(Excerpts from a transcription dataset)
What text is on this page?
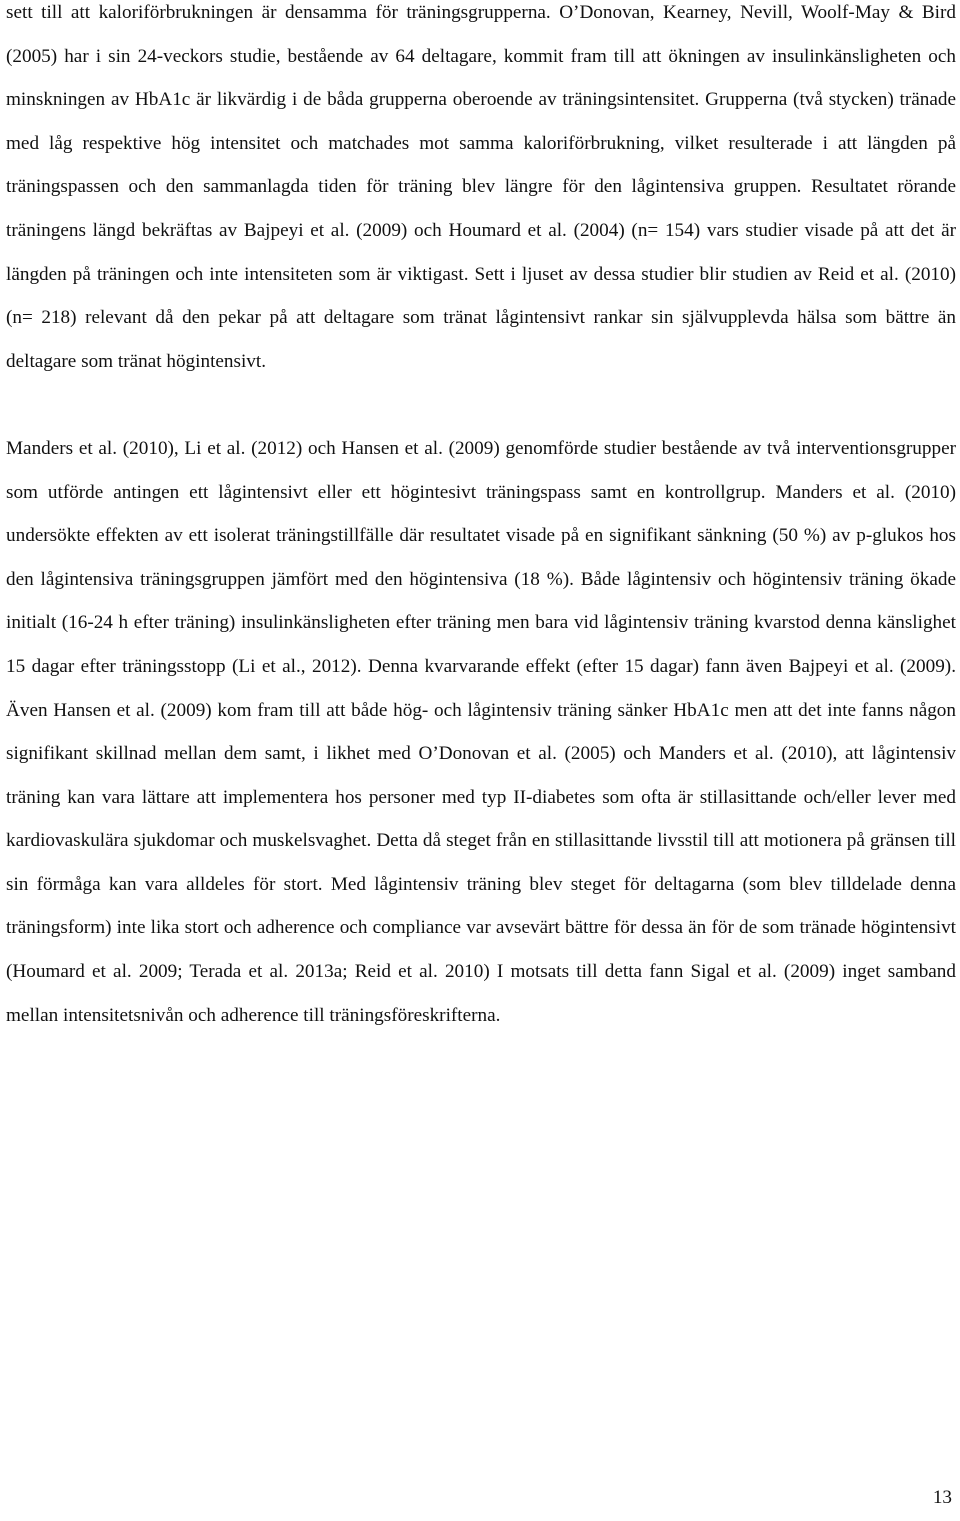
sett till att kaloriförbrukningen är densamma för träningsgrupperna. O’Donovan, Kearney, Nevill, Woolf-May & Bird (2005) har i sin 24-veckors studie, bestående av 64 deltagare, kommit fram till att ökningen av insulinkänsligheten och minskningen av HbA1c är likvärdig i de båda grupperna oberoende av träningsintensitet. Grupperna (två stycken) tränade med låg respektive hög intensitet och matchades mot samma kaloriförbrukning, vilket resulterade i att längden på träningspassen och den sammanlagda tiden för träning blev längre för den lågintensiva gruppen. Resultatet rörande träningens längd bekräftas av Bajpeyi et al. (2009) och Houmard et al. (2004) (n= 154) vars studier visade på att det är längden på träningen och inte intensiteten som är viktigast. Sett i ljuset av dessa studier blir studien av Reid et al. (2010) (n= 218) relevant då den pekar på att deltagare som tränat lågintensivt rankar sin självupplevda hälsa som bättre än deltagare som tränat högintensivt.

Manders et al. (2010), Li et al. (2012) och Hansen et al. (2009) genomförde studier bestående av två interventionsgrupper som utförde antingen ett lågintensivt eller ett högintesivt träningspass samt en kontrollgrup. Manders et al. (2010) undersökte effekten av ett isolerat träningstillfälle där resultatet visade på en signifikant sänkning (50 %) av p-glukos hos den lågintensiva träningsgruppen jämfört med den högintensiva (18 %). Både lågintensiv och högintensiv träning ökade initialt (16-24 h efter träning) insulinkänsligheten efter träning men bara vid lågintensiv träning kvarstod denna känslighet 15 dagar efter träningsstopp (Li et al., 2012). Denna kvarvarande effekt (efter 15 dagar) fann även Bajpeyi et al. (2009). Även Hansen et al. (2009) kom fram till att både hög- och lågintensiv träning sänker HbA1c men att det inte fanns någon signifikant skillnad mellan dem samt, i likhet med O’Donovan et al. (2005) och Manders et al. (2010), att lågintensiv träning kan vara lättare att implementera hos personer med typ II-diabetes som ofta är stillasittande och/eller lever med kardiovaskulära sjukdomar och muskelsvaghet. Detta då steget från en stillasittande livsstil till att motionera på gränsen till sin förmåga kan vara alldeles för stort. Med lågintensiv träning blev steget för deltagarna (som blev tilldelade denna träningsform) inte lika stort och adherence och compliance var avsevärt bättre för dessa än för de som tränade högintensivt (Houmard et al. 2009; Terada et al. 2013a; Reid et al. 2010) I motsats till detta fann Sigal et al. (2009) inget samband mellan intensitetsnivån och adherence till träningsföreskrifterna.

13
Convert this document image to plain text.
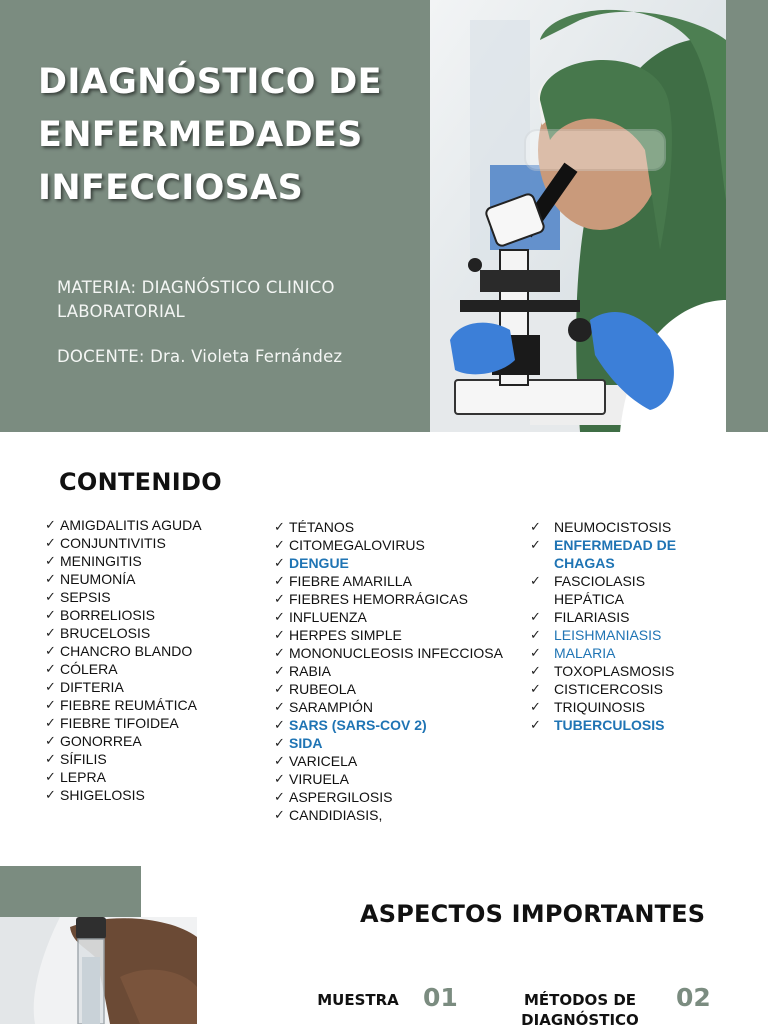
DIAGNÓSTICO DE
ENFERMEDADES
INFECCIOSAS
MATERIA: DIAGNÓSTICO CLINICO LABORATORIAL
DOCENTE: Dra. Violeta Fernández
CONTENIDO
✓ AMIGDALITIS AGUDA
✓ CONJUNTIVITIS
✓ MENINGITIS
✓ NEUMONÍA
✓ SEPSIS
✓ BORRELIOSIS
✓ BRUCELOSIS
✓ CHANCRO BLANDO
✓ CÓLERA
✓ DIFTERIA
✓ FIEBRE REUMÁTICA
✓ FIEBRE TIFOIDEA
✓ GONORREA
✓ SÍFILIS
✓ LEPRA
✓ SHIGELOSIS
✓ TÉTANOS
✓ CITOMEGALOVIRUS
✓ DENGUE
✓ FIEBRE AMARILLA
✓ FIEBRES HEMORRÁGICAS
✓ INFLUENZA
✓ HERPES SIMPLE
✓ MONONUCLEOSIS INFECCIOSA
✓ RABIA
✓ RUBEOLA
✓ SARAMPIÓN
✓ SARS (SARS-COV 2)
✓ SIDA
✓ VARICELA
✓ VIRUELA
✓ ASPERGILOSIS
✓ CANDIDIASIS,
✓ NEUMOCISTOSIS
✓ ENFERMEDAD DE CHAGAS
✓ FASCIOLASIS HEPÁTICA
✓ FILARIASIS
✓ LEISHMANIASIS
✓ MALARIA
✓ TOXOPLASMOSIS
✓ CISTICERCOSIS
✓ TRIQUINOSIS
✓ TUBERCULOSIS
ASPECTOS IMPORTANTES
MUESTRA 01	MÉTODOS DE DIAGNÓSTICO
02
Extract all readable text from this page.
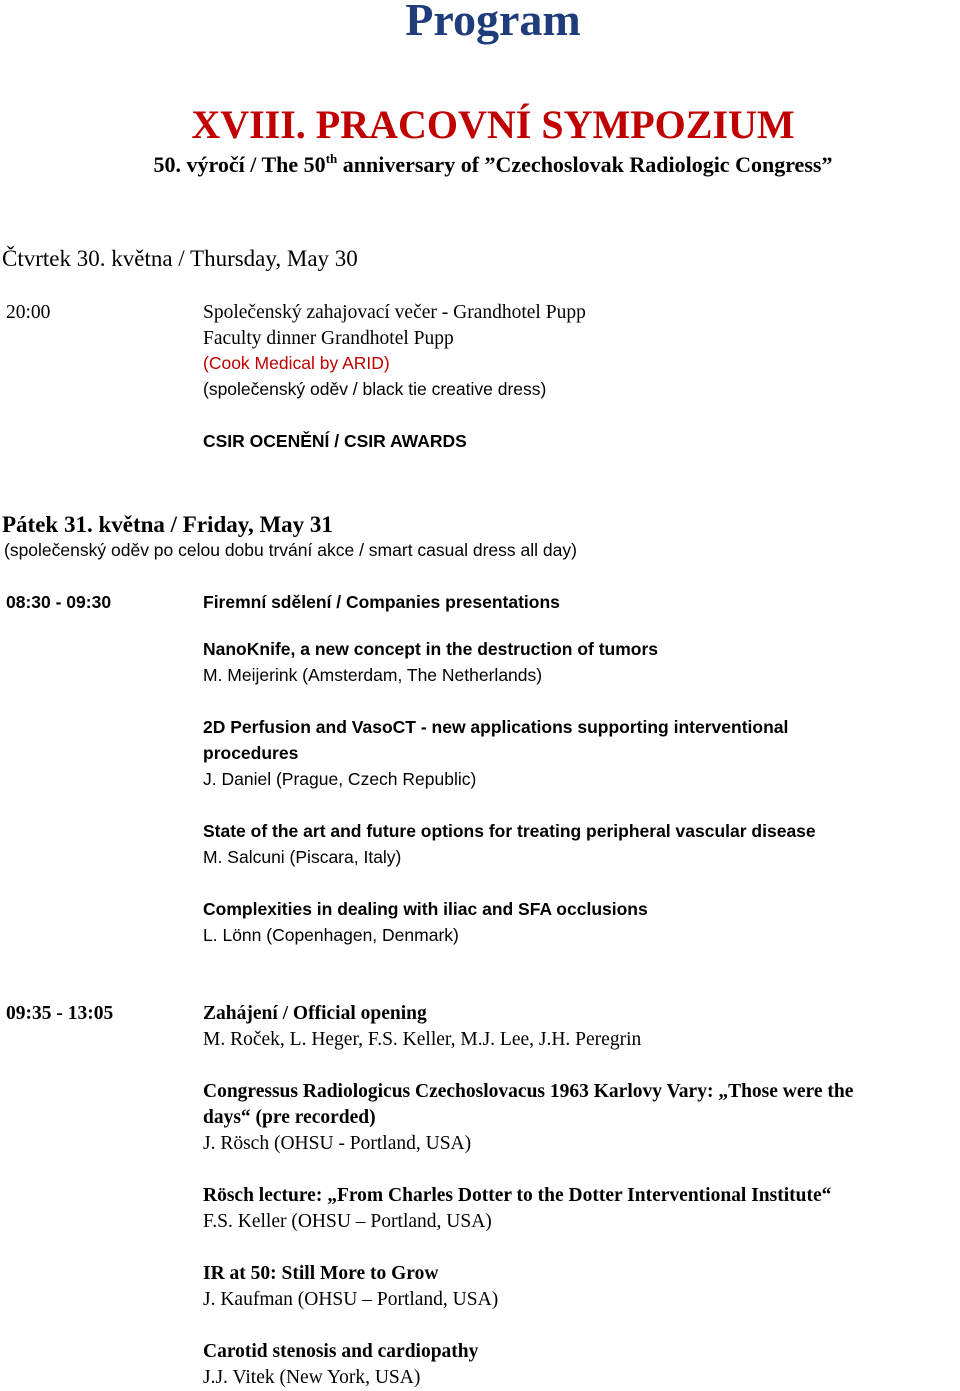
Program
XVIII. PRACOVNÍ SYMPOZIUM
50. výročí / The 50th anniversary of ”Czechoslovak Radiologic Congress”
Čtvrtek 30. května / Thursday, May 30
20:00	Společenský zahajovací večer - Grandhotel Pupp
Faculty dinner Grandhotel Pupp
(Cook Medical by ARID)
(společenský oděv / black tie creative dress)
CSIR OCENĚNÍ / CSIR AWARDS
Pátek 31. května / Friday, May 31
(společenský oděv po celou dobu trvání akce / smart casual dress all day)
08:30 - 09:30	Firemní sdělení / Companies presentations
NanoKnife, a new concept in the destruction of tumors
M. Meijerink (Amsterdam, The Netherlands)
2D Perfusion and VasoCT - new applications supporting interventional
procedures
J. Daniel (Prague, Czech Republic)
State of the art and future options for treating peripheral vascular disease
M. Salcuni (Piscara, Italy)
Complexities in dealing with iliac and SFA occlusions
L. Lönn (Copenhagen, Denmark)
09:35 - 13:05	Zahájení / Official opening
M. Roček, L. Heger, F.S. Keller, M.J. Lee, J.H. Peregrin
Congressus Radiologicus Czechoslovacus 1963 Karlovy Vary: „Those were the
days“ (pre recorded)
J. Rösch (OHSU - Portland, USA)
Rösch lecture: „From Charles Dotter to the Dotter Interventional Institute“
F.S. Keller (OHSU – Portland, USA)
IR at 50: Still More to Grow
J. Kaufman (OHSU – Portland, USA)
Carotid stenosis and cardiopathy
J.J. Vitek (New York, USA)
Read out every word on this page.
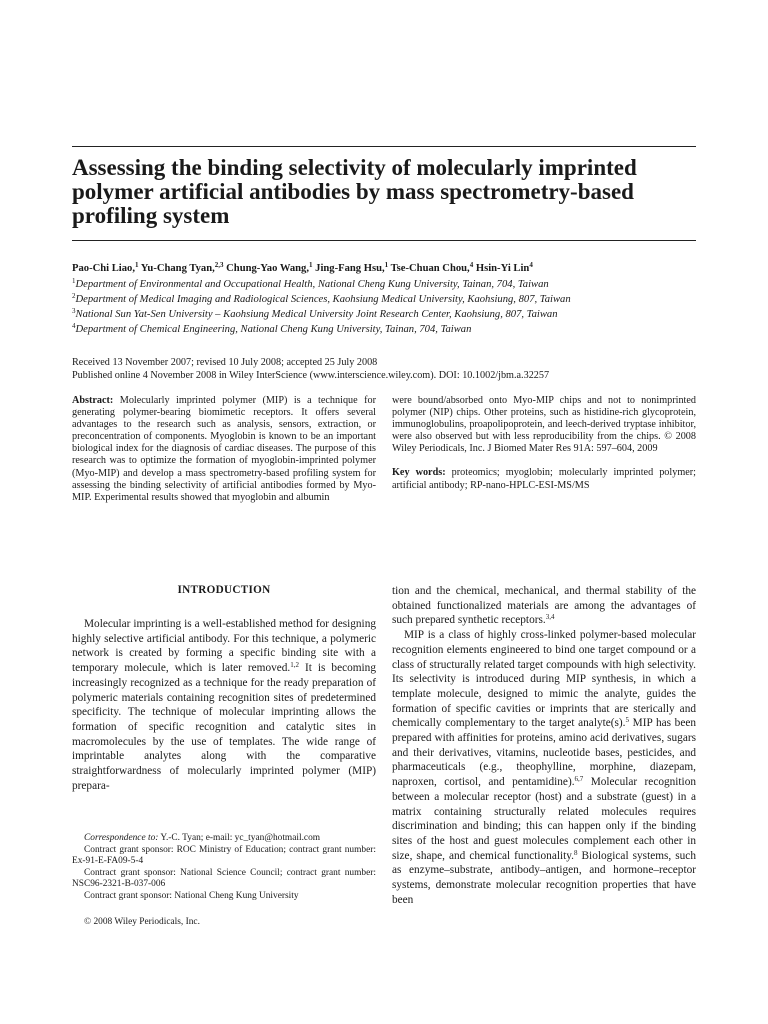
Assessing the binding selectivity of molecularly imprinted polymer artificial antibodies by mass spectrometry-based profiling system
Pao-Chi Liao,$^1$ Yu-Chang Tyan,$^{2,3}$ Chung-Yao Wang,$^1$ Jing-Fang Hsu,$^1$ Tse-Chuan Chou,$^4$ Hsin-Yi Lin$^4$
$^1$Department of Environmental and Occupational Health, National Cheng Kung University, Tainan, 704, Taiwan
$^2$Department of Medical Imaging and Radiological Sciences, Kaohsiung Medical University, Kaohsiung, 807, Taiwan
$^3$National Sun Yat-Sen University – Kaohsiung Medical University Joint Research Center, Kaohsiung, 807, Taiwan
$^4$Department of Chemical Engineering, National Cheng Kung University, Tainan, 704, Taiwan
Received 13 November 2007; revised 10 July 2008; accepted 25 July 2008
Published online 4 November 2008 in Wiley InterScience (www.interscience.wiley.com). DOI: 10.1002/jbm.a.32257

Abstract: Molecularly imprinted polymer (MIP) is a technique for generating polymer-bearing biomimetic receptors. It offers several advantages to the research such as analysis, sensors, extraction, or preconcentration of components. Myoglobin is known to be an important biological index for the diagnosis of cardiac diseases. The purpose of this research was to optimize the formation of myoglobin-imprinted polymer (Myo-MIP) and develop a mass spectrometry-based profiling system for assessing the binding selectivity of artificial antibodies formed by Myo-MIP. Experimental results showed that myoglobin and albumin

were bound/absorbed onto Myo-MIP chips and not to nonimprinted polymer (NIP) chips. Other proteins, such as histidine-rich glycoprotein, immunoglobulins, proapolipoprotein, and leech-derived tryptase inhibitor, were also observed but with less reproducibility from the chips. © 2008 Wiley Periodicals, Inc. J Biomed Mater Res 91A: 597–604, 2009

Key words: proteomics; myoglobin; molecularly imprinted polymer; artificial antibody; RP-nano-HPLC-ESI-MS/MS

INTRODUCTION

Molecular imprinting is a well-established method for designing highly selective artificial antibody. For this technique, a polymeric network is created by forming a specific binding site with a temporary molecule, which is later removed.$^{1,2}$ It is becoming increasingly recognized as a technique for the ready preparation of polymeric materials containing recognition sites of predetermined specificity. The technique of molecular imprinting allows the formation of specific recognition and catalytic sites in macromolecules by the use of templates. The wide range of imprintable analytes along with the comparative straightforwardness of molecularly imprinted polymer (MIP) prepara-

tion and the chemical, mechanical, and thermal stability of the obtained functionalized materials are among the advantages of such prepared synthetic receptors.$^{3,4}$

MIP is a class of highly cross-linked polymer-based molecular recognition elements engineered to bind one target compound or a class of structurally related target compounds with high selectivity. Its selectivity is introduced during MIP synthesis, in which a template molecule, designed to mimic the analyte, guides the formation of specific cavities or imprints that are sterically and chemically complementary to the target analyte(s).$^5$ MIP has been prepared with affinities for proteins, amino acid derivatives, sugars and their derivatives, vitamins, nucleotide bases, pesticides, and pharmaceuticals (e.g., theophylline, morphine, diazepam, naproxen, cortisol, and pentamidine).$^{6,7}$ Molecular recognition between a molecular receptor (host) and a substrate (guest) in a matrix containing structurally related molecules requires discrimination and binding; this can happen only if the binding sites of the host and guest molecules complement each other in size, shape, and chemical functionality.$^8$ Biological systems, such as enzyme–substrate, antibody–antigen, and hormone–receptor systems, demonstrate molecular recognition properties that have been

Correspondence to: Y.-C. Tyan; e-mail: yc_tyan@hotmail.com

Contract grant sponsor: ROC Ministry of Education; contract grant number: Ex-91-E-FA09-5-4

Contract grant sponsor: National Science Council; contract grant number: NSC96-2321-B-037-006

Contract grant sponsor: National Cheng Kung University

© 2008 Wiley Periodicals, Inc.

WHAT IS NEEDED:
Read through the entries and copy each line in which "Rösch" appears.

WRITTEN RESPONSE:
J. Rösch (OHSU - Portland, USA)
Rösch lecture: „From Charles Dotter to the Dotter Interventional Institute“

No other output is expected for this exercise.